- **WRITTEN INSTRUCTION**
Extract every line of the records below that contains the string "argentina", matching case exactly.

[Layout coordinate data]

==================================================

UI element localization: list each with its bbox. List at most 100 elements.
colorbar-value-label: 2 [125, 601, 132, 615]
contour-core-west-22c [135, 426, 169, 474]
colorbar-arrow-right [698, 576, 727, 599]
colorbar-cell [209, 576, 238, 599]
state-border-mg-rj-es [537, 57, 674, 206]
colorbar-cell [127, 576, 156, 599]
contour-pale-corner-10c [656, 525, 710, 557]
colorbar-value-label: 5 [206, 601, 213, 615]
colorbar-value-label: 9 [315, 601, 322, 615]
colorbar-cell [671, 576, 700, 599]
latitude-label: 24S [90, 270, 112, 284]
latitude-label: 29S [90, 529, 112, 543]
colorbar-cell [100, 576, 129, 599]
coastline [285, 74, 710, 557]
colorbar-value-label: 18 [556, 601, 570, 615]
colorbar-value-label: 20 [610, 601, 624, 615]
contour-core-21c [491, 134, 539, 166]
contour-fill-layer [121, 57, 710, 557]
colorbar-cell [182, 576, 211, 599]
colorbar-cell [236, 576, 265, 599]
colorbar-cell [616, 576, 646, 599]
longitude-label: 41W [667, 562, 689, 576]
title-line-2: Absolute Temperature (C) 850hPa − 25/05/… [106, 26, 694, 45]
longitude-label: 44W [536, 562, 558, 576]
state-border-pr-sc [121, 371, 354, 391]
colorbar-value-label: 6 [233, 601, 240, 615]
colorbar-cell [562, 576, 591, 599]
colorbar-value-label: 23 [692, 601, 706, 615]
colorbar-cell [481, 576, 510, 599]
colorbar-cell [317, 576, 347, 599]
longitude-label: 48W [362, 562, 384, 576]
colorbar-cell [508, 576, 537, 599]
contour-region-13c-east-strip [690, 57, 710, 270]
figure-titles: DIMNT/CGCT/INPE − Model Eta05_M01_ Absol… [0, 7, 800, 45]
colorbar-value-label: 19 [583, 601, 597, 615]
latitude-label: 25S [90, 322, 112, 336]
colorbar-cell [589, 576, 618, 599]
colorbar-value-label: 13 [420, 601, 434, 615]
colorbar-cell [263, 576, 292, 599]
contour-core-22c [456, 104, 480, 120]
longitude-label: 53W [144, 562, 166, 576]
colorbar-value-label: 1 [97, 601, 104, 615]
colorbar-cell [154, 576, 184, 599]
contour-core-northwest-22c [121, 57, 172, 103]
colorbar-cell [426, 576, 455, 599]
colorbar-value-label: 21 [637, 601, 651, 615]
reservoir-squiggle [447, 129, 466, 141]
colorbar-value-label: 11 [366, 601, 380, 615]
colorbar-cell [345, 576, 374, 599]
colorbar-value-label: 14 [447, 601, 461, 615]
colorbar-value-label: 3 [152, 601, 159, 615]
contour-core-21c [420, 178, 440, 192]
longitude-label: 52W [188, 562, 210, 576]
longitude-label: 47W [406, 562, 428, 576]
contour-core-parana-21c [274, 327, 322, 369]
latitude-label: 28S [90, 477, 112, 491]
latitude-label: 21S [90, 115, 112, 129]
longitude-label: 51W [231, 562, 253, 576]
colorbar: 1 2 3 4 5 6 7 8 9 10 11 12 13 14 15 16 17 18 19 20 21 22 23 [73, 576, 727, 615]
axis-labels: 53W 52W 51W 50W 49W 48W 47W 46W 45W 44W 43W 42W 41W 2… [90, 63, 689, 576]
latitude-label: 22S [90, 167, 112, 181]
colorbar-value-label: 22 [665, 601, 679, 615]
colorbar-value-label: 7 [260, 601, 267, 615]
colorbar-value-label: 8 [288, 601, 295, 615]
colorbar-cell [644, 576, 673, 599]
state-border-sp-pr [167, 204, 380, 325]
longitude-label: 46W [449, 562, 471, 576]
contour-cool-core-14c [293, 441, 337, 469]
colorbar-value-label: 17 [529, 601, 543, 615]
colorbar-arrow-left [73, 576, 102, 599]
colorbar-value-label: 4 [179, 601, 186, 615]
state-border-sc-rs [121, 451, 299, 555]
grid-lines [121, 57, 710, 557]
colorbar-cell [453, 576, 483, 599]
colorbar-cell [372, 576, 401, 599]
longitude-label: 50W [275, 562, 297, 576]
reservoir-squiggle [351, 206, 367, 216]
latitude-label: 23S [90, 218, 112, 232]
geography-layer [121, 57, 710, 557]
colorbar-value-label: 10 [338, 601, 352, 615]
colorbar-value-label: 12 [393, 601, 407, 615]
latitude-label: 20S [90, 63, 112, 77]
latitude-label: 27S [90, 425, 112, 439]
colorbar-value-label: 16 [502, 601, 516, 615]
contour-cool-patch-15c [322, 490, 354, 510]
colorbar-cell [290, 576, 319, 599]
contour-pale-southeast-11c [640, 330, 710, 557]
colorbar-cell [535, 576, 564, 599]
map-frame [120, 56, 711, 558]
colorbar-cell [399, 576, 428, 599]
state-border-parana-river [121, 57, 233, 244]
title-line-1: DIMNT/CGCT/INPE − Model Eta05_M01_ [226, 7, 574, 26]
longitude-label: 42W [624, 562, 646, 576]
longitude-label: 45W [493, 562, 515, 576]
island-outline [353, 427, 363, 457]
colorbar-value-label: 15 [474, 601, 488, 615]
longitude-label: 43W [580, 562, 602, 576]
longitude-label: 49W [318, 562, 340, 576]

==================================================

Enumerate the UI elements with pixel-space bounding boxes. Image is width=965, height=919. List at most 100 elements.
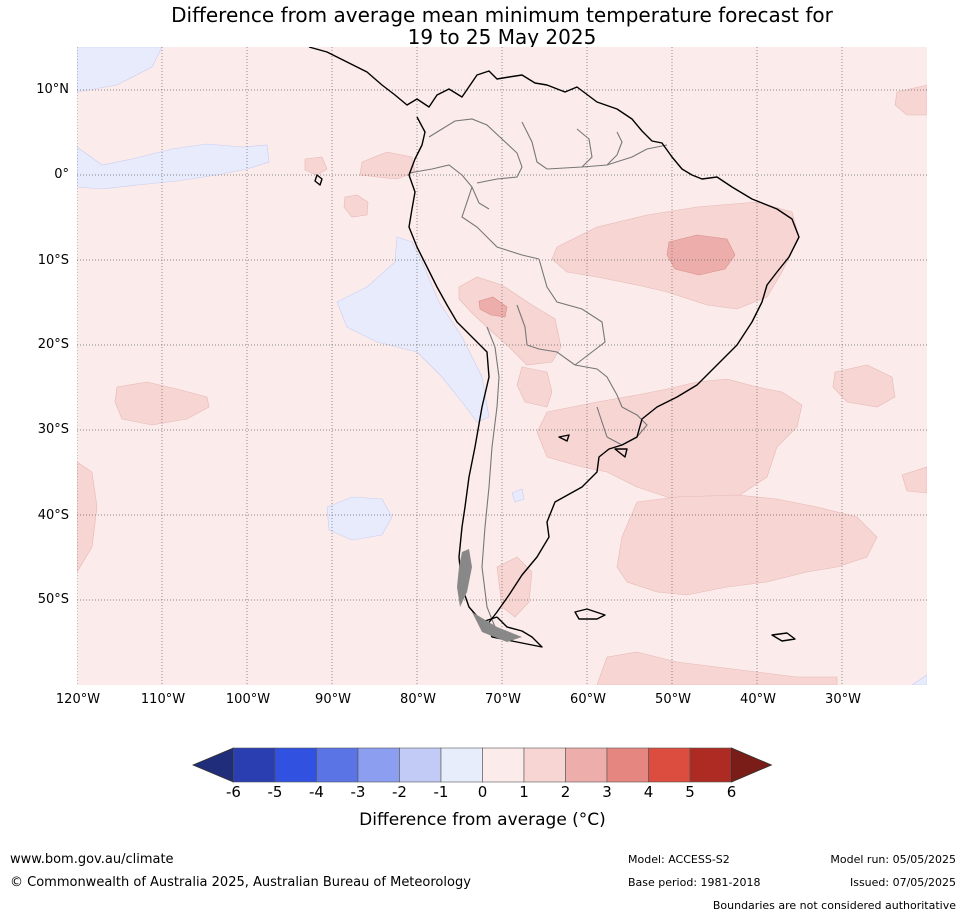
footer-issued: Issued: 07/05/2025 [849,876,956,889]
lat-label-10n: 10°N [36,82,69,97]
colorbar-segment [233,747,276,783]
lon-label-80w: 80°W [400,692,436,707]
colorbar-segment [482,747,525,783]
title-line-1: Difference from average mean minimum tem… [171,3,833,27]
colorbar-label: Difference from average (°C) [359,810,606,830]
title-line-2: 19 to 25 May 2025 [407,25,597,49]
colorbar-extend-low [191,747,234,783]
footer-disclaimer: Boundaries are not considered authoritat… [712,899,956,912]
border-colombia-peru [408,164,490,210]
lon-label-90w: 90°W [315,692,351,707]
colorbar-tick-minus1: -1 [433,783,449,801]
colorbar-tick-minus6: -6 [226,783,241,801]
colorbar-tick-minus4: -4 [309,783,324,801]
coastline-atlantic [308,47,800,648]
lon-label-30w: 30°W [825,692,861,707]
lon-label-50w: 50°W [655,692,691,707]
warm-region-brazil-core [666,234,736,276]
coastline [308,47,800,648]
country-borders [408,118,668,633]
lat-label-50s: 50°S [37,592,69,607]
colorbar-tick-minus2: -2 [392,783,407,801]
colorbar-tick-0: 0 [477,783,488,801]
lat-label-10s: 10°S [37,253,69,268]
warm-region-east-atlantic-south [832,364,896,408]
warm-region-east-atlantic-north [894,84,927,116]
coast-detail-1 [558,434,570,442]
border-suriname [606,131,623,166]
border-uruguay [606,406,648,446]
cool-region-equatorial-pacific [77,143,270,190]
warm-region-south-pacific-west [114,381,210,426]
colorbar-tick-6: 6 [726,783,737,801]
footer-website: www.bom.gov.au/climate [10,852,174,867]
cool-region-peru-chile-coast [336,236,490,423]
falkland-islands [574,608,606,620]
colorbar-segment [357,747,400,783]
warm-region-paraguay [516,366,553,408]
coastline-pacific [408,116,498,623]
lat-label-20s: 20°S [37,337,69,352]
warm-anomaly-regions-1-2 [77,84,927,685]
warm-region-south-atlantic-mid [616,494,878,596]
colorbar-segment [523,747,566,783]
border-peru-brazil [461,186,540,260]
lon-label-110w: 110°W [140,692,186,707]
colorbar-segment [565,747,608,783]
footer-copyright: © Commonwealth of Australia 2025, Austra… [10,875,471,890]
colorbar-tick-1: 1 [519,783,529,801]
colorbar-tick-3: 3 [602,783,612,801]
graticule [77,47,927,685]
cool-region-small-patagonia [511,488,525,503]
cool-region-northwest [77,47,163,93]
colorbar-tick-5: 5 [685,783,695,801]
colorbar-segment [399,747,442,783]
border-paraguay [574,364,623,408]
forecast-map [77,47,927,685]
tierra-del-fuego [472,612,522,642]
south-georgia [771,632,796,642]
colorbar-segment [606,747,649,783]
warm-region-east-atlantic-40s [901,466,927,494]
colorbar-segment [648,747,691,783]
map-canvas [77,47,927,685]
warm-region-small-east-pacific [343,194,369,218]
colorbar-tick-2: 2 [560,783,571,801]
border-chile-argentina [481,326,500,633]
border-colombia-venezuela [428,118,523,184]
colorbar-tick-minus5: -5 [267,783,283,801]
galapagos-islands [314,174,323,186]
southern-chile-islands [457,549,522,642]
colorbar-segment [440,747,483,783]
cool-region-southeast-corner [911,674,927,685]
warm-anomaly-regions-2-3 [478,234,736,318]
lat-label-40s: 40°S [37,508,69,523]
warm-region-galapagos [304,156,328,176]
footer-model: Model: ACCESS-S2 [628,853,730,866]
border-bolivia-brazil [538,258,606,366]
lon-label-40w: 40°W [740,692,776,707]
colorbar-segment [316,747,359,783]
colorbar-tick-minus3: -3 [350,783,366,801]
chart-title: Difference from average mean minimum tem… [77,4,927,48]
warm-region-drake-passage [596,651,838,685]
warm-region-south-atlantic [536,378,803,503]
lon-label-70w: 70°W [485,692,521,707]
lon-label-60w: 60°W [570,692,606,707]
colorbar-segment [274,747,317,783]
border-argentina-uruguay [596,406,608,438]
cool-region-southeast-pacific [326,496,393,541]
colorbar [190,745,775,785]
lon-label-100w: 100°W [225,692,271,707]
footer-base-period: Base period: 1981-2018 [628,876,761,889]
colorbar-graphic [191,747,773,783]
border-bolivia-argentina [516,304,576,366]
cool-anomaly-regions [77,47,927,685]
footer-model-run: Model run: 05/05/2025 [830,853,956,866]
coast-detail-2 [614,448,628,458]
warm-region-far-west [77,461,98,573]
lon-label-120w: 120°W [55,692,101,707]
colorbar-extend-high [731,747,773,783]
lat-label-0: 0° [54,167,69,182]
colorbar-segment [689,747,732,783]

==================================================

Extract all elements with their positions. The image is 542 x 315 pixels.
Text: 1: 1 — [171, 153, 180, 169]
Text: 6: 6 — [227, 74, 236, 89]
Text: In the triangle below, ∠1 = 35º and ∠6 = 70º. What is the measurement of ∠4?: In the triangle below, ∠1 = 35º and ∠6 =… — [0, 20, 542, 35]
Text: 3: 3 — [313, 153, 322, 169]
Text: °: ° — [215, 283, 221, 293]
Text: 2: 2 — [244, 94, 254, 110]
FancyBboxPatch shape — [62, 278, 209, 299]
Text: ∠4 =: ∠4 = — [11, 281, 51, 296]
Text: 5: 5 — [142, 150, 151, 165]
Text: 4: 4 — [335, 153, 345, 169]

==================================================

- **RESULT FOR THIS EXERCISE**
border-chile-argentina [481,326,500,633]
border-argentina-uruguay [596,406,608,438]
border-bolivia-argentina [516,304,576,366]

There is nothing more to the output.